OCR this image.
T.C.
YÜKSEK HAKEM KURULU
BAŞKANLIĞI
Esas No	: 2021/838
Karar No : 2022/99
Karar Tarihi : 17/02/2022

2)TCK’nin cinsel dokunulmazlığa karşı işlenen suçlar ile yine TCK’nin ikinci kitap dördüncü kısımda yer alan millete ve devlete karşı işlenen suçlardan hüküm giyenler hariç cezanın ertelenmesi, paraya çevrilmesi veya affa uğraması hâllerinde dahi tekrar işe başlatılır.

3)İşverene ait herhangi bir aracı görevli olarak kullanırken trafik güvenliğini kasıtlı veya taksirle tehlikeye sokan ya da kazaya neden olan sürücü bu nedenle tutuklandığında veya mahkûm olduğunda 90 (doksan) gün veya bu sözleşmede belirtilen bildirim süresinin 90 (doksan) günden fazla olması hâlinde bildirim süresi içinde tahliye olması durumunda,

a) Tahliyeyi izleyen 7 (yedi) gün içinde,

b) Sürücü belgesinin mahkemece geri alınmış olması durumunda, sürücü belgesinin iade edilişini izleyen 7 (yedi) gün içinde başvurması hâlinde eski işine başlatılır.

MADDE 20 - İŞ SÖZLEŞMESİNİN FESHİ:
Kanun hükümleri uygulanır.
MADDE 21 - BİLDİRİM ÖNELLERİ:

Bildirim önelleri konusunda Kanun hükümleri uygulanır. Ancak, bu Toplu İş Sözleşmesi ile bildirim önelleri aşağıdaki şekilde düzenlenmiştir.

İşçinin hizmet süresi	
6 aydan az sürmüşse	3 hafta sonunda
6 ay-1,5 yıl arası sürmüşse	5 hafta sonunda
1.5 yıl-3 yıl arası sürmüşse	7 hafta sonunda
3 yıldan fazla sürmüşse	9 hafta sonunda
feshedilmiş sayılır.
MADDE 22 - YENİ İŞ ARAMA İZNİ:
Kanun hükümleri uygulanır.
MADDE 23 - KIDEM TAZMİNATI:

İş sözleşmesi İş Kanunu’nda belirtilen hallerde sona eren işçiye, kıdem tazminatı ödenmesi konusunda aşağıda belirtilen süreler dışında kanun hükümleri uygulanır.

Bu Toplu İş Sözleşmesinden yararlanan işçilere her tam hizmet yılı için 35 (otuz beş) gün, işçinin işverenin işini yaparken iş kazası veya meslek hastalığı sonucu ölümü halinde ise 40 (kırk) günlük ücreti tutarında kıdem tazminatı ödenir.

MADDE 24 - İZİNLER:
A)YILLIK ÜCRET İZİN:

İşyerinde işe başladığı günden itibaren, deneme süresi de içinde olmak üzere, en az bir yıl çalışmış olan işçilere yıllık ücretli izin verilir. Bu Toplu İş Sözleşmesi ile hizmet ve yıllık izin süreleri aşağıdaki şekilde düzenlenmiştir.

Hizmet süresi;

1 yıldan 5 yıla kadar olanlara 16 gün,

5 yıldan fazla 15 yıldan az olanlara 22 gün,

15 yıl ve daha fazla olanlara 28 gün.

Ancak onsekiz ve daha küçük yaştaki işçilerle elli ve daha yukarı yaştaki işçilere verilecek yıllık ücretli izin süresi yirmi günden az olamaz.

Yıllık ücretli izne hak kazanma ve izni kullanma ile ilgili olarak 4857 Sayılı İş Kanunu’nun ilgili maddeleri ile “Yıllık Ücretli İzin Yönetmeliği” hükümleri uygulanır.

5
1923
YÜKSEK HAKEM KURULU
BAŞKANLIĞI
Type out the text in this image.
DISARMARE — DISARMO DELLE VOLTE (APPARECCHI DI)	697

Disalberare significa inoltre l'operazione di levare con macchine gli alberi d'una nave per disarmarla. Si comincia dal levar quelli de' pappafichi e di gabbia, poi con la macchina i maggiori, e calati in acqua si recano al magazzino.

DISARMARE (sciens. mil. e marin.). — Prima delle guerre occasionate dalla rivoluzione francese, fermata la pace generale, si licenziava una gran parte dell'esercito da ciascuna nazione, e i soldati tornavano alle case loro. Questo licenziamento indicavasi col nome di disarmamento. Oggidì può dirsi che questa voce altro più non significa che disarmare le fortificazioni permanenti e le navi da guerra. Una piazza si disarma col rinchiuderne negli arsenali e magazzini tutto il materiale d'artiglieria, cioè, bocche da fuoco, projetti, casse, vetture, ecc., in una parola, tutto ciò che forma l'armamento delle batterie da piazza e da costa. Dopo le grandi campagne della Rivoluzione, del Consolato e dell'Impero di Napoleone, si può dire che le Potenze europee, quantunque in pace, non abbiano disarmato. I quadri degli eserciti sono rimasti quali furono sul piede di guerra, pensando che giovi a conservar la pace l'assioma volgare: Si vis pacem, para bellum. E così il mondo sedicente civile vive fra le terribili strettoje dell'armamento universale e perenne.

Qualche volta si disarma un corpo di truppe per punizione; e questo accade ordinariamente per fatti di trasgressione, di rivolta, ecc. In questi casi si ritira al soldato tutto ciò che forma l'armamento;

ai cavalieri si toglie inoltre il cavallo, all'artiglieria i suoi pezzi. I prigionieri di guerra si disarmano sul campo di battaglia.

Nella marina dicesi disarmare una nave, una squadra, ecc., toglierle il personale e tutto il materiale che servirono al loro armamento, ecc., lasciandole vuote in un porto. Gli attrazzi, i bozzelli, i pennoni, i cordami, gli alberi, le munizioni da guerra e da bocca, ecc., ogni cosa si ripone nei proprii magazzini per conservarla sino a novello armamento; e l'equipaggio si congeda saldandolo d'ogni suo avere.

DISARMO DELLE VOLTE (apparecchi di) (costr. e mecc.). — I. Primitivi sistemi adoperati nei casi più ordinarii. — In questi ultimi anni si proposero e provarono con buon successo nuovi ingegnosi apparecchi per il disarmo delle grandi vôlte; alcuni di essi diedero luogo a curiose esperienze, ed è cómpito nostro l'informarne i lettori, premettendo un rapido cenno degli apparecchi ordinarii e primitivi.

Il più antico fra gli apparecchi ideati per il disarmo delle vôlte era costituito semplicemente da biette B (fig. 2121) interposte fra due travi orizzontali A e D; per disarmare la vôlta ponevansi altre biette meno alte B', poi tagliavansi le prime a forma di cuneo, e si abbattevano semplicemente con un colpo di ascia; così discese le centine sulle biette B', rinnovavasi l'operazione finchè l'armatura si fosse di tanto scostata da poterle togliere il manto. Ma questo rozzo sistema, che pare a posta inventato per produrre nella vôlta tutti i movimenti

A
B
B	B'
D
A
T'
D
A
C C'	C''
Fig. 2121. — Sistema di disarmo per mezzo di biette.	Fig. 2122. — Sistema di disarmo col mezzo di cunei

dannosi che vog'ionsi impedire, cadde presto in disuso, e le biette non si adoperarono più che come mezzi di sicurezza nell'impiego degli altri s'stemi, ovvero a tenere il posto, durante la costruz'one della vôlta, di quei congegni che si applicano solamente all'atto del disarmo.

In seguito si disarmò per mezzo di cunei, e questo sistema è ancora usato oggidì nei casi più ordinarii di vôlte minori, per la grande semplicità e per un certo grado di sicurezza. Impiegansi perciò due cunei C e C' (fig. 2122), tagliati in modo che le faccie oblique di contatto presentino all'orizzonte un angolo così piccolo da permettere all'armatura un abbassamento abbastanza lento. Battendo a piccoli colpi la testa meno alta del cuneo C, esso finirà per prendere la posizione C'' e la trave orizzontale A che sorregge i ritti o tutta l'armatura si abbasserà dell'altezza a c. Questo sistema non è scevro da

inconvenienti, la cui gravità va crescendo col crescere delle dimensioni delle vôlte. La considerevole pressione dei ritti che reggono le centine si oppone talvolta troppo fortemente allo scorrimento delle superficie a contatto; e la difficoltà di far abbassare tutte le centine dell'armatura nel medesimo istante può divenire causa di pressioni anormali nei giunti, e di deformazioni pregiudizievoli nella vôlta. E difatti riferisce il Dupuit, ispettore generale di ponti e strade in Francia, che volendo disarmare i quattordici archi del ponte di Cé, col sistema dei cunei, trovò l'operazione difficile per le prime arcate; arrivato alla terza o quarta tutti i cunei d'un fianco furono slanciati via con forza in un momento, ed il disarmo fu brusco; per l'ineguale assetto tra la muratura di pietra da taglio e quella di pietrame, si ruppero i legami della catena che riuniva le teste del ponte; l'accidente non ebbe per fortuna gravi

* * *

● **Description of the task**: Find each line that has the word "hükümleri", then copy it out.

● **Answer in full**:
Kanun hükümleri uygulanır.
Bildirim önelleri konusunda Kanun hükümleri uygulanır. Ancak, bu Toplu İş Sözleşmesi ile bildirim önelleri aşağıdaki şekilde düzenlenmiştir.
Kanun hükümleri uygulanır.
İş sözleşmesi İş Kanunu’nda belirtilen hallerde sona eren işçiye, kıdem tazminatı ödenmesi konusunda aşağıda belirtilen süreler dışında kanun hükümleri uygulanır.
Yıllık ücretli izne hak kazanma ve izni kullanma ile ilgili olarak 4857 Sayılı İş Kanunu’nun ilgili maddeleri ile “Yıllık Ücretli İzin Yönetmeliği” hükümleri uygulanır.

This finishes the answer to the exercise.